## Data entries for graphics
────────

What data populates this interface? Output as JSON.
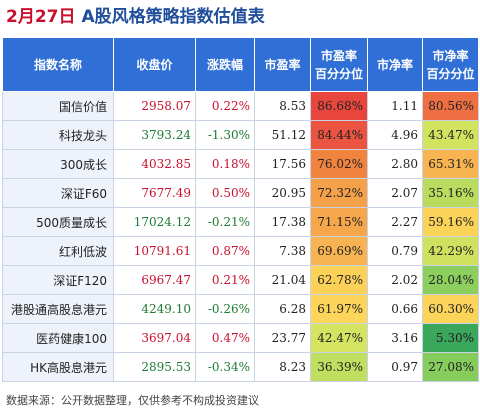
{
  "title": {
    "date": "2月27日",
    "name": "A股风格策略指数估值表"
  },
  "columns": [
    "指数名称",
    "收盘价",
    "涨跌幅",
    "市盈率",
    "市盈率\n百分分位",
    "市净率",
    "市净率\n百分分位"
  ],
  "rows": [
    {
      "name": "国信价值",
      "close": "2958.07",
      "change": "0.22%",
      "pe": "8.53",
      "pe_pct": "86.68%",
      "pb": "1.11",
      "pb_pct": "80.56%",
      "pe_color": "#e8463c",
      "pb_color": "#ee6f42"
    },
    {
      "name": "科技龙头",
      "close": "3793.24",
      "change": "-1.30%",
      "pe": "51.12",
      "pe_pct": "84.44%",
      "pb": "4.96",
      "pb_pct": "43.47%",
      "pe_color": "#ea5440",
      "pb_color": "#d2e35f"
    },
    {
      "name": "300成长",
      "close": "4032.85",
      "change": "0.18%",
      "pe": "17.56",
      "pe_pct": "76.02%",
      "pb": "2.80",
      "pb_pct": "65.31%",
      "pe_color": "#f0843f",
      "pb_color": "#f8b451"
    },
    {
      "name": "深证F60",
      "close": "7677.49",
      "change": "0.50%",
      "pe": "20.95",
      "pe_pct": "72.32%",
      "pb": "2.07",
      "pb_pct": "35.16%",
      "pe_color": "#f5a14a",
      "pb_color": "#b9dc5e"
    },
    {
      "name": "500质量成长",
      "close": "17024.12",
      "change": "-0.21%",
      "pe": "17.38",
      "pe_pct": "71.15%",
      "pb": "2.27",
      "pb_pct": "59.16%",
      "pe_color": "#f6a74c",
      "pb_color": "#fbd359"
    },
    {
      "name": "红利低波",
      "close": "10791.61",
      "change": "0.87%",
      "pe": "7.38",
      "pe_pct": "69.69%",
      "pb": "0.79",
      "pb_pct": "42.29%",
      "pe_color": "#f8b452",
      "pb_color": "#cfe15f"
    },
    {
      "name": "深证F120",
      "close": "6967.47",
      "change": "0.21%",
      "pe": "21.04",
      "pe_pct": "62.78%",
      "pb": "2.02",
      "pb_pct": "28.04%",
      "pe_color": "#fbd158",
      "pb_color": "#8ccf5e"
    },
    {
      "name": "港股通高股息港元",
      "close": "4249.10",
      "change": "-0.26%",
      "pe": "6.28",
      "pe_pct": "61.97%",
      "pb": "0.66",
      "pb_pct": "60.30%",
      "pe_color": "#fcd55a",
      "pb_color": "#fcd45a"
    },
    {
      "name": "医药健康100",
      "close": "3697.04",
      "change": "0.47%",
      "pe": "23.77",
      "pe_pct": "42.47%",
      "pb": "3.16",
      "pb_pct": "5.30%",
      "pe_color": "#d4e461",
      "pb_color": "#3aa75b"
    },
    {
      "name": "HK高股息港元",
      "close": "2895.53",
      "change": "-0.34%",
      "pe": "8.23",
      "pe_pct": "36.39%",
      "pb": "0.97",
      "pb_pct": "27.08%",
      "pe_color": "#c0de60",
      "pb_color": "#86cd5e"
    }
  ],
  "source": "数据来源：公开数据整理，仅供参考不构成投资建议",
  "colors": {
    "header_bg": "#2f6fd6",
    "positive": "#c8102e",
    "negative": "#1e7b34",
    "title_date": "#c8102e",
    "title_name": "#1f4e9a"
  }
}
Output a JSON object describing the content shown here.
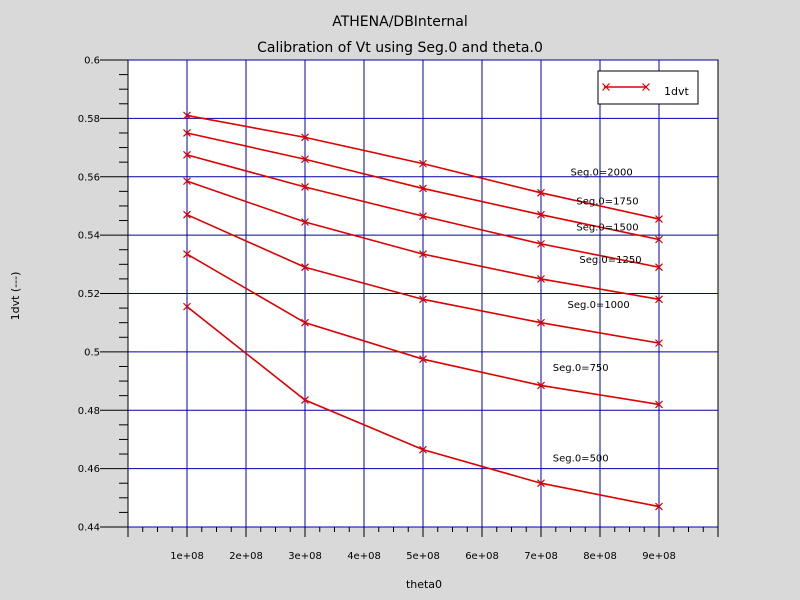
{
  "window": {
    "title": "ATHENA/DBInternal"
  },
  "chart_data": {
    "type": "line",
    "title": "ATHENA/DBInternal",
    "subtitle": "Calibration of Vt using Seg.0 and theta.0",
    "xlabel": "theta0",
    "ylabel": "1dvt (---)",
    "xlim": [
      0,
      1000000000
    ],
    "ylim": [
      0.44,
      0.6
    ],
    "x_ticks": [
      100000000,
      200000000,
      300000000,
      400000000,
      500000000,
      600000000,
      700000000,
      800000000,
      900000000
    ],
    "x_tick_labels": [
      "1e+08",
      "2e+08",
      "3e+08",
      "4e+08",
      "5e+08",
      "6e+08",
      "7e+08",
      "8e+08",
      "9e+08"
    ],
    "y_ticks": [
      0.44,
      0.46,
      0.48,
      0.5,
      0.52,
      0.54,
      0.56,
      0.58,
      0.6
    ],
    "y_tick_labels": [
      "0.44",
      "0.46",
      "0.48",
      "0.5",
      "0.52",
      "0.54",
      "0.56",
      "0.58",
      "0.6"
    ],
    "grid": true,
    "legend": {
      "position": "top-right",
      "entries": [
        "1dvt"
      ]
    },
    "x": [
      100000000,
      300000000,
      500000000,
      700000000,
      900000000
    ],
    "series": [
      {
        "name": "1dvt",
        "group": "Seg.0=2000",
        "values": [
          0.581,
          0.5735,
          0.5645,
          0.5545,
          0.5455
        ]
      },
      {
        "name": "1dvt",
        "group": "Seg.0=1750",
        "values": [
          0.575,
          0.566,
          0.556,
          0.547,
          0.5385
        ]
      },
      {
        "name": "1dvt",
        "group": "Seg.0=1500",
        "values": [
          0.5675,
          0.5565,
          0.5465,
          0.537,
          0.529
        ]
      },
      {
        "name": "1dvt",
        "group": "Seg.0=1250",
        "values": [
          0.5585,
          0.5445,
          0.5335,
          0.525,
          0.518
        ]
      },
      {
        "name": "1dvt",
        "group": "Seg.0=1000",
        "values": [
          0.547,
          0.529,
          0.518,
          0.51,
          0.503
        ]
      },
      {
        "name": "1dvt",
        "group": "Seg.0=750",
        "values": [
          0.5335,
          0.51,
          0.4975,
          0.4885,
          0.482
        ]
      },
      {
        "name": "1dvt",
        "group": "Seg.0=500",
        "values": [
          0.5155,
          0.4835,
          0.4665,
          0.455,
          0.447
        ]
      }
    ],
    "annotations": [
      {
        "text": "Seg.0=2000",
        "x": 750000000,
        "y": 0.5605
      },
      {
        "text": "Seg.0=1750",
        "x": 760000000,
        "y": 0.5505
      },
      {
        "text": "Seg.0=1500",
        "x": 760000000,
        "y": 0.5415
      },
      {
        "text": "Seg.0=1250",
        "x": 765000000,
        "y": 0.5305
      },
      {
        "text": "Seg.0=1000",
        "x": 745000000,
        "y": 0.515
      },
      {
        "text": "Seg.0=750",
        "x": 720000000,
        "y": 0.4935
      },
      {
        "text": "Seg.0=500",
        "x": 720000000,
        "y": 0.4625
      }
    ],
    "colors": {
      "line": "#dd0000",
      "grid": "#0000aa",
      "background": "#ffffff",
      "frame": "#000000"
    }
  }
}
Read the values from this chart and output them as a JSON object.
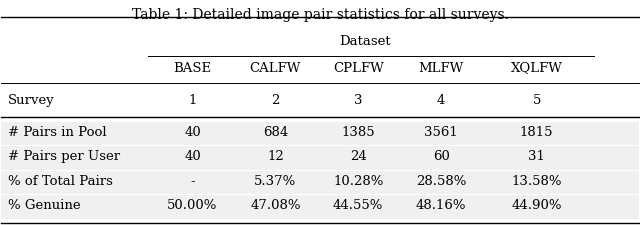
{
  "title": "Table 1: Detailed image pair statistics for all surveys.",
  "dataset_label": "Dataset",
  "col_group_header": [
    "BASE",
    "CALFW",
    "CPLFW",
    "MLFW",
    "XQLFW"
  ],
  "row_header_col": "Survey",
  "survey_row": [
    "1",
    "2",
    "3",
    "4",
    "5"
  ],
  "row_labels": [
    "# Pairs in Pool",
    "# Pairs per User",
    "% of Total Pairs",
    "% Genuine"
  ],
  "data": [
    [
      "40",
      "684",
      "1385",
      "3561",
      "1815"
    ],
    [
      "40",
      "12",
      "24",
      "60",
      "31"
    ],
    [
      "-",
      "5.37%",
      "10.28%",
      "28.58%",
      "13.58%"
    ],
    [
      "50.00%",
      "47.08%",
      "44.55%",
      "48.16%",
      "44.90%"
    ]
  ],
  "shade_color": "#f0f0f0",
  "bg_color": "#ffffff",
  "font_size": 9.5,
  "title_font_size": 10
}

────────

## Task brief
Please set down each line of the data above exactly as written, without the pictures.

## Answer to this problem
What data populates this interface? Output as JSON.
{
  "title": {
    "date": "2月27日",
    "name": "A股风格策略指数估值表"
  },
  "columns": [
    "指数名称",
    "收盘价",
    "涨跌幅",
    "市盈率",
    "市盈率\n百分分位",
    "市净率",
    "市净率\n百分分位"
  ],
  "rows": [
    {
      "name": "国信价值",
      "close": "2958.07",
      "change": "0.22%",
      "pe": "8.53",
      "pe_pct": "86.68%",
      "pb": "1.11",
      "pb_pct": "80.56%",
      "pe_color": "#e8463c",
      "pb_color": "#ee6f42"
    },
    {
      "name": "科技龙头",
      "close": "3793.24",
      "change": "-1.30%",
      "pe": "51.12",
      "pe_pct": "84.44%",
      "pb": "4.96",
      "pb_pct": "43.47%",
      "pe_color": "#ea5440",
      "pb_color": "#d2e35f"
    },
    {
      "name": "300成长",
      "close": "4032.85",
      "change": "0.18%",
      "pe": "17.56",
      "pe_pct": "76.02%",
      "pb": "2.80",
      "pb_pct": "65.31%",
      "pe_color": "#f0843f",
      "pb_color": "#f8b451"
    },
    {
      "name": "深证F60",
      "close": "7677.49",
      "change": "0.50%",
      "pe": "20.95",
      "pe_pct": "72.32%",
      "pb": "2.07",
      "pb_pct": "35.16%",
      "pe_color": "#f5a14a",
      "pb_color": "#b9dc5e"
    },
    {
      "name": "500质量成长",
      "close": "17024.12",
      "change": "-0.21%",
      "pe": "17.38",
      "pe_pct": "71.15%",
      "pb": "2.27",
      "pb_pct": "59.16%",
      "pe_color": "#f6a74c",
      "pb_color": "#fbd359"
    },
    {
      "name": "红利低波",
      "close": "10791.61",
      "change": "0.87%",
      "pe": "7.38",
      "pe_pct": "69.69%",
      "pb": "0.79",
      "pb_pct": "42.29%",
      "pe_color": "#f8b452",
      "pb_color": "#cfe15f"
    },
    {
      "name": "深证F120",
      "close": "6967.47",
      "change": "0.21%",
      "pe": "21.04",
      "pe_pct": "62.78%",
      "pb": "2.02",
      "pb_pct": "28.04%",
      "pe_color": "#fbd158",
      "pb_color": "#8ccf5e"
    },
    {
      "name": "港股通高股息港元",
      "close": "4249.10",
      "change": "-0.26%",
      "pe": "6.28",
      "pe_pct": "61.97%",
      "pb": "0.66",
      "pb_pct": "60.30%",
      "pe_color": "#fcd55a",
      "pb_color": "#fcd45a"
    },
    {
      "name": "医药健康100",
      "close": "3697.04",
      "change": "0.47%",
      "pe": "23.77",
      "pe_pct": "42.47%",
      "pb": "3.16",
      "pb_pct": "5.30%",
      "pe_color": "#d4e461",
      "pb_color": "#3aa75b"
    },
    {
      "name": "HK高股息港元",
      "close": "2895.53",
      "change": "-0.34%",
      "pe": "8.23",
      "pe_pct": "36.39%",
      "pb": "0.97",
      "pb_pct": "27.08%",
      "pe_color": "#c0de60",
      "pb_color": "#86cd5e"
    }
  ],
  "source": "数据来源：公开数据整理，仅供参考不构成投资建议",
  "colors": {
    "header_bg": "#2f6fd6",
    "positive": "#c8102e",
    "negative": "#1e7b34",
    "title_date": "#c8102e",
    "title_name": "#1f4e9a"
  }
}
Output a JSON object describing the content shown here.
{
  "window": {
    "title": "ATHENA/DBInternal"
  },
  "chart_data": {
    "type": "line",
    "title": "ATHENA/DBInternal",
    "subtitle": "Calibration of Vt using Seg.0 and theta.0",
    "xlabel": "theta0",
    "ylabel": "1dvt (---)",
    "xlim": [
      0,
      1000000000
    ],
    "ylim": [
      0.44,
      0.6
    ],
    "x_ticks": [
      100000000,
      200000000,
      300000000,
      400000000,
      500000000,
      600000000,
      700000000,
      800000000,
      900000000
    ],
    "x_tick_labels": [
      "1e+08",
      "2e+08",
      "3e+08",
      "4e+08",
      "5e+08",
      "6e+08",
      "7e+08",
      "8e+08",
      "9e+08"
    ],
    "y_ticks": [
      0.44,
      0.46,
      0.48,
      0.5,
      0.52,
      0.54,
      0.56,
      0.58,
      0.6
    ],
    "y_tick_labels": [
      "0.44",
      "0.46",
      "0.48",
      "0.5",
      "0.52",
      "0.54",
      "0.56",
      "0.58",
      "0.6"
    ],
    "grid": true,
    "legend": {
      "position": "top-right",
      "entries": [
        "1dvt"
      ]
    },
    "x": [
      100000000,
      300000000,
      500000000,
      700000000,
      900000000
    ],
    "series": [
      {
        "name": "1dvt",
        "group": "Seg.0=2000",
        "values": [
          0.581,
          0.5735,
          0.5645,
          0.5545,
          0.5455
        ]
      },
      {
        "name": "1dvt",
        "group": "Seg.0=1750",
        "values": [
          0.575,
          0.566,
          0.556,
          0.547,
          0.5385
        ]
      },
      {
        "name": "1dvt",
        "group": "Seg.0=1500",
        "values": [
          0.5675,
          0.5565,
          0.5465,
          0.537,
          0.529
        ]
      },
      {
        "name": "1dvt",
        "group": "Seg.0=1250",
        "values": [
          0.5585,
          0.5445,
          0.5335,
          0.525,
          0.518
        ]
      },
      {
        "name": "1dvt",
        "group": "Seg.0=1000",
        "values": [
          0.547,
          0.529,
          0.518,
          0.51,
          0.503
        ]
      },
      {
        "name": "1dvt",
        "group": "Seg.0=750",
        "values": [
          0.5335,
          0.51,
          0.4975,
          0.4885,
          0.482
        ]
      },
      {
        "name": "1dvt",
        "group": "Seg.0=500",
        "values": [
          0.5155,
          0.4835,
          0.4665,
          0.455,
          0.447
        ]
      }
    ],
    "annotations": [
      {
        "text": "Seg.0=2000",
        "x": 750000000,
        "y": 0.5605
      },
      {
        "text": "Seg.0=1750",
        "x": 760000000,
        "y": 0.5505
      },
      {
        "text": "Seg.0=1500",
        "x": 760000000,
        "y": 0.5415
      },
      {
        "text": "Seg.0=1250",
        "x": 765000000,
        "y": 0.5305
      },
      {
        "text": "Seg.0=1000",
        "x": 745000000,
        "y": 0.515
      },
      {
        "text": "Seg.0=750",
        "x": 720000000,
        "y": 0.4935
      },
      {
        "text": "Seg.0=500",
        "x": 720000000,
        "y": 0.4625
      }
    ],
    "colors": {
      "line": "#dd0000",
      "grid": "#0000aa",
      "background": "#ffffff",
      "frame": "#000000"
    }
  }
}
Read the values from this chart and output them as a JSON object.
{
  "title": "Table 1: Detailed image pair statistics for all surveys.",
  "dataset_label": "Dataset",
  "col_group_header": [
    "BASE",
    "CALFW",
    "CPLFW",
    "MLFW",
    "XQLFW"
  ],
  "row_header_col": "Survey",
  "survey_row": [
    "1",
    "2",
    "3",
    "4",
    "5"
  ],
  "row_labels": [
    "# Pairs in Pool",
    "# Pairs per User",
    "% of Total Pairs",
    "% Genuine"
  ],
  "data": [
    [
      "40",
      "684",
      "1385",
      "3561",
      "1815"
    ],
    [
      "40",
      "12",
      "24",
      "60",
      "31"
    ],
    [
      "-",
      "5.37%",
      "10.28%",
      "28.58%",
      "13.58%"
    ],
    [
      "50.00%",
      "47.08%",
      "44.55%",
      "48.16%",
      "44.90%"
    ]
  ],
  "shade_color": "#f0f0f0",
  "bg_color": "#ffffff",
  "font_size": 9.5,
  "title_font_size": 10
}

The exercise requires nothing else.